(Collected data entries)

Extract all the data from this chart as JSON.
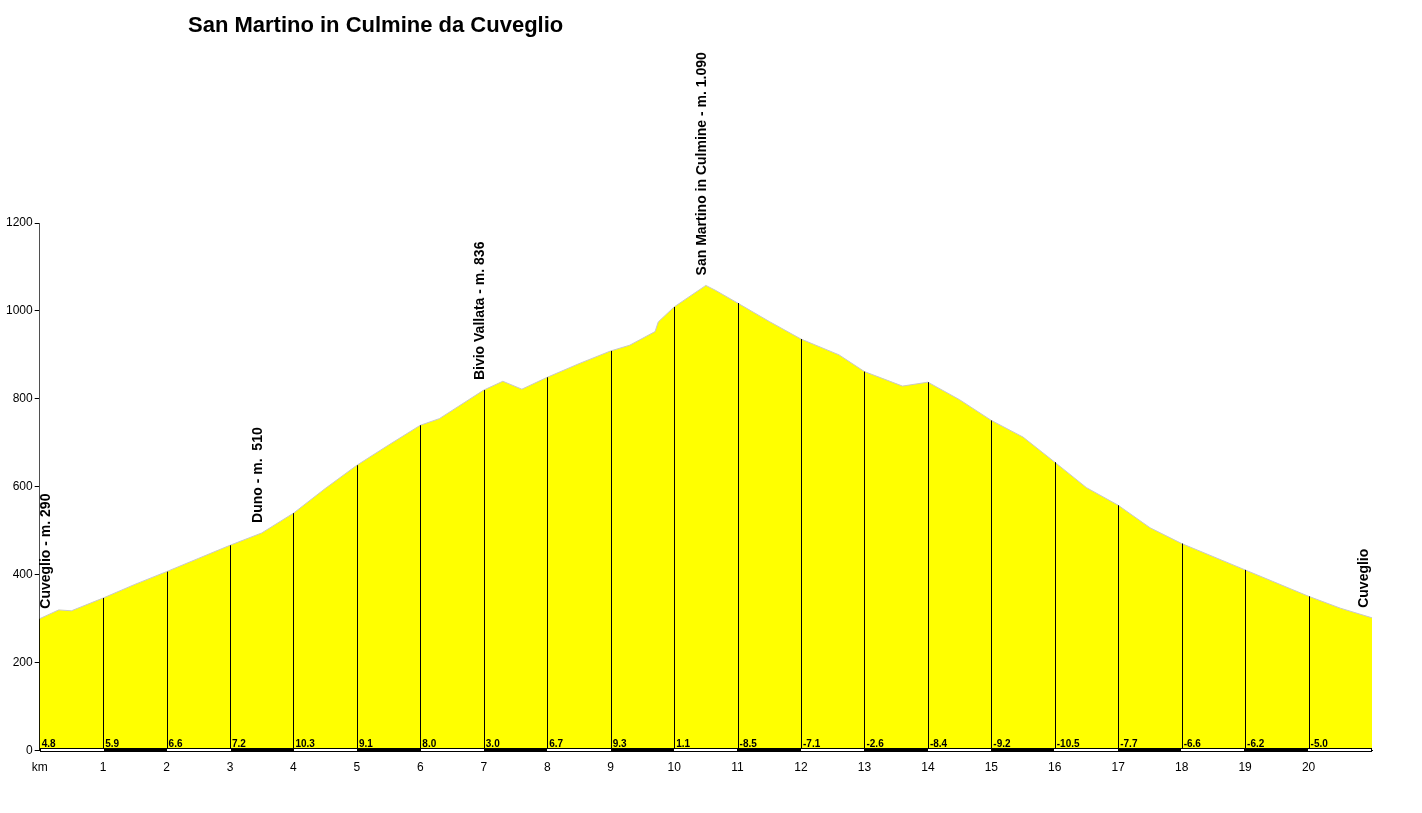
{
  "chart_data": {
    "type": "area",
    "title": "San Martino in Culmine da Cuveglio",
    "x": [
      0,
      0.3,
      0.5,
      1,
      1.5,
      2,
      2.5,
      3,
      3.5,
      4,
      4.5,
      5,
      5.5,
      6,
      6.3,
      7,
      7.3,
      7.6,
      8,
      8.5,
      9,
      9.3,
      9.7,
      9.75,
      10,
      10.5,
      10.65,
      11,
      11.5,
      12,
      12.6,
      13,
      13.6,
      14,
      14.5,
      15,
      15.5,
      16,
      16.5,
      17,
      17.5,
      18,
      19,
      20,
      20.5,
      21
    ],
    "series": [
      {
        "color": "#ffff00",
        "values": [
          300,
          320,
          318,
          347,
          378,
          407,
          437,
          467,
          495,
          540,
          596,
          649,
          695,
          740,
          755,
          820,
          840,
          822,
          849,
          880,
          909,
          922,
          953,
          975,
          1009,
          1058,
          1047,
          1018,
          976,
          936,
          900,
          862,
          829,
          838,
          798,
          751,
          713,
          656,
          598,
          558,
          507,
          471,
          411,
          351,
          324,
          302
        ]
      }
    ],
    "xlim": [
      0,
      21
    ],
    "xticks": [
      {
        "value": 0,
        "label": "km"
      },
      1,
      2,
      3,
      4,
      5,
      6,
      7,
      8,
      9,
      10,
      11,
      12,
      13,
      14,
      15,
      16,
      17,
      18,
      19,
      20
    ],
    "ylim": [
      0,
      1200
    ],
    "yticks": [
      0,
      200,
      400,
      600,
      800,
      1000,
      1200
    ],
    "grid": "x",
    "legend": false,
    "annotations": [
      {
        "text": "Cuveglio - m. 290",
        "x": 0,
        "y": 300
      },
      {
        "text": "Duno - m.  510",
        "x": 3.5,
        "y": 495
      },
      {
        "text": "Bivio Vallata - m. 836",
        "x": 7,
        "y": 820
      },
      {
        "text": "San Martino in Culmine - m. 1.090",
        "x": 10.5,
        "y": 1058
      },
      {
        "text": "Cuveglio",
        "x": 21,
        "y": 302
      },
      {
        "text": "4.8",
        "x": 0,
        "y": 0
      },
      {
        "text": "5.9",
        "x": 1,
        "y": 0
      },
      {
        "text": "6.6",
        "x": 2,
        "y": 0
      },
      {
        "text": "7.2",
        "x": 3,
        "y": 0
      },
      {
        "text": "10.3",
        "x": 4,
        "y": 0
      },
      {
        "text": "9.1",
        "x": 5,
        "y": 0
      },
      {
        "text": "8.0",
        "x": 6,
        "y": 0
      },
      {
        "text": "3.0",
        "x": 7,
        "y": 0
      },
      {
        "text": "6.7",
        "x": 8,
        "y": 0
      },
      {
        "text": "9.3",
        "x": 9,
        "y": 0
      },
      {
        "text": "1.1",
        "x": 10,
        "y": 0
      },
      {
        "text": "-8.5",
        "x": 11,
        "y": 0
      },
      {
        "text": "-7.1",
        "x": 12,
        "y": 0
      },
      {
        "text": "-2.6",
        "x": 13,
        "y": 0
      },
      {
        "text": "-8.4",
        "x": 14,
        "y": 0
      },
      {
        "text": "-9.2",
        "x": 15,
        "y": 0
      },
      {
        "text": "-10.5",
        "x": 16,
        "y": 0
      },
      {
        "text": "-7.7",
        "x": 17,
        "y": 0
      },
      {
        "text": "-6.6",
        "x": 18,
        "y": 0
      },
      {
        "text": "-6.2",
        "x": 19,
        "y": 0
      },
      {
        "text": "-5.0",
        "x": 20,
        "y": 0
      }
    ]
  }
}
--
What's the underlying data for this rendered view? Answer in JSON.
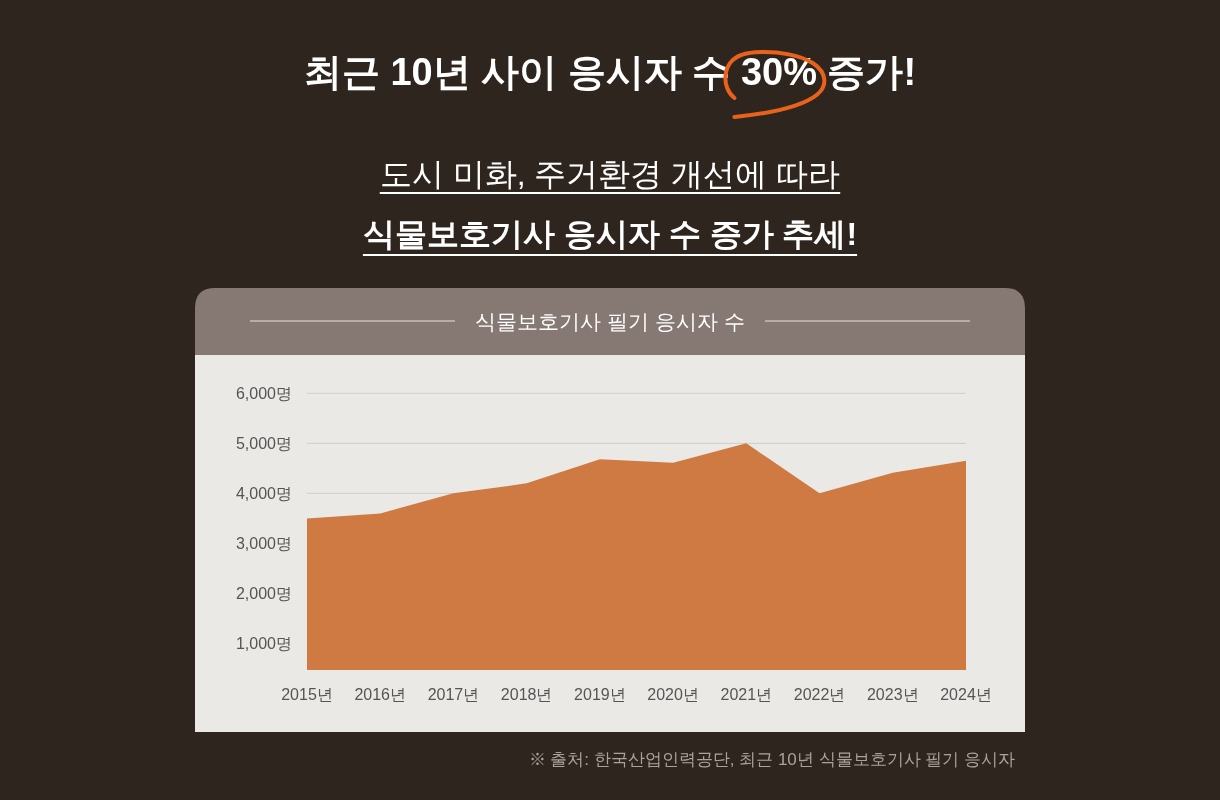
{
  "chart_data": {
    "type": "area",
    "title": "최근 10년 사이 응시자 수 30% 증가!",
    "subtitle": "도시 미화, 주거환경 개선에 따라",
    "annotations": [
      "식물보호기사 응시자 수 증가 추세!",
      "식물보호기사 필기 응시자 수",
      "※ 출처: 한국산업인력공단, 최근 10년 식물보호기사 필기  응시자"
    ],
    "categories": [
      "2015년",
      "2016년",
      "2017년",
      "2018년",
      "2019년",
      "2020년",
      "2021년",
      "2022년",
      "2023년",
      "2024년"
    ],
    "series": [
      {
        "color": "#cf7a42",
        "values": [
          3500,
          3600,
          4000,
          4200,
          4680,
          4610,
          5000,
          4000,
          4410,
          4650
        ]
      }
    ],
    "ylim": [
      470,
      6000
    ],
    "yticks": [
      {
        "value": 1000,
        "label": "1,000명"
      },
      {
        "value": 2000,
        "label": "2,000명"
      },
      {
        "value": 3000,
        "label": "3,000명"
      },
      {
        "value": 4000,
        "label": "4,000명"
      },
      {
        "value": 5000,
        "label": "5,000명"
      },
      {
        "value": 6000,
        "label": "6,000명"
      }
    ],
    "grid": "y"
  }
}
==
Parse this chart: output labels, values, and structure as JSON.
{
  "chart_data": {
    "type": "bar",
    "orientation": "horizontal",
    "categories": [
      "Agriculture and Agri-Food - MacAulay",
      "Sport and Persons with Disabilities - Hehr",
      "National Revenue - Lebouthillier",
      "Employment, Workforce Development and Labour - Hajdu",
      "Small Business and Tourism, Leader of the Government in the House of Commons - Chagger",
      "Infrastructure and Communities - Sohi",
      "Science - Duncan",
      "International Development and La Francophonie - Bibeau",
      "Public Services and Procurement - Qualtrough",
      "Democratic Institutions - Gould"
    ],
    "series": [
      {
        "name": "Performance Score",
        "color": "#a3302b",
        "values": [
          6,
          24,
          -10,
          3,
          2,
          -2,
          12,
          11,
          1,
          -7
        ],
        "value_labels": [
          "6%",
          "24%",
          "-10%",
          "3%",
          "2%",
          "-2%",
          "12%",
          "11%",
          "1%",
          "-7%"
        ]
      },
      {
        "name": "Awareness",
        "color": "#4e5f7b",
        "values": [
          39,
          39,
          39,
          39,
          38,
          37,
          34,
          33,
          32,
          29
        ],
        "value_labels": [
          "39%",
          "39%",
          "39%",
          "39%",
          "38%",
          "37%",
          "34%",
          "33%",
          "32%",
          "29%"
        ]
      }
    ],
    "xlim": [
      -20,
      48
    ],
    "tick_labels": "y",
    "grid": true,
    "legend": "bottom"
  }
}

The exercise: Give only the count of lines in the data that include the string "color".

Exercise solution: 4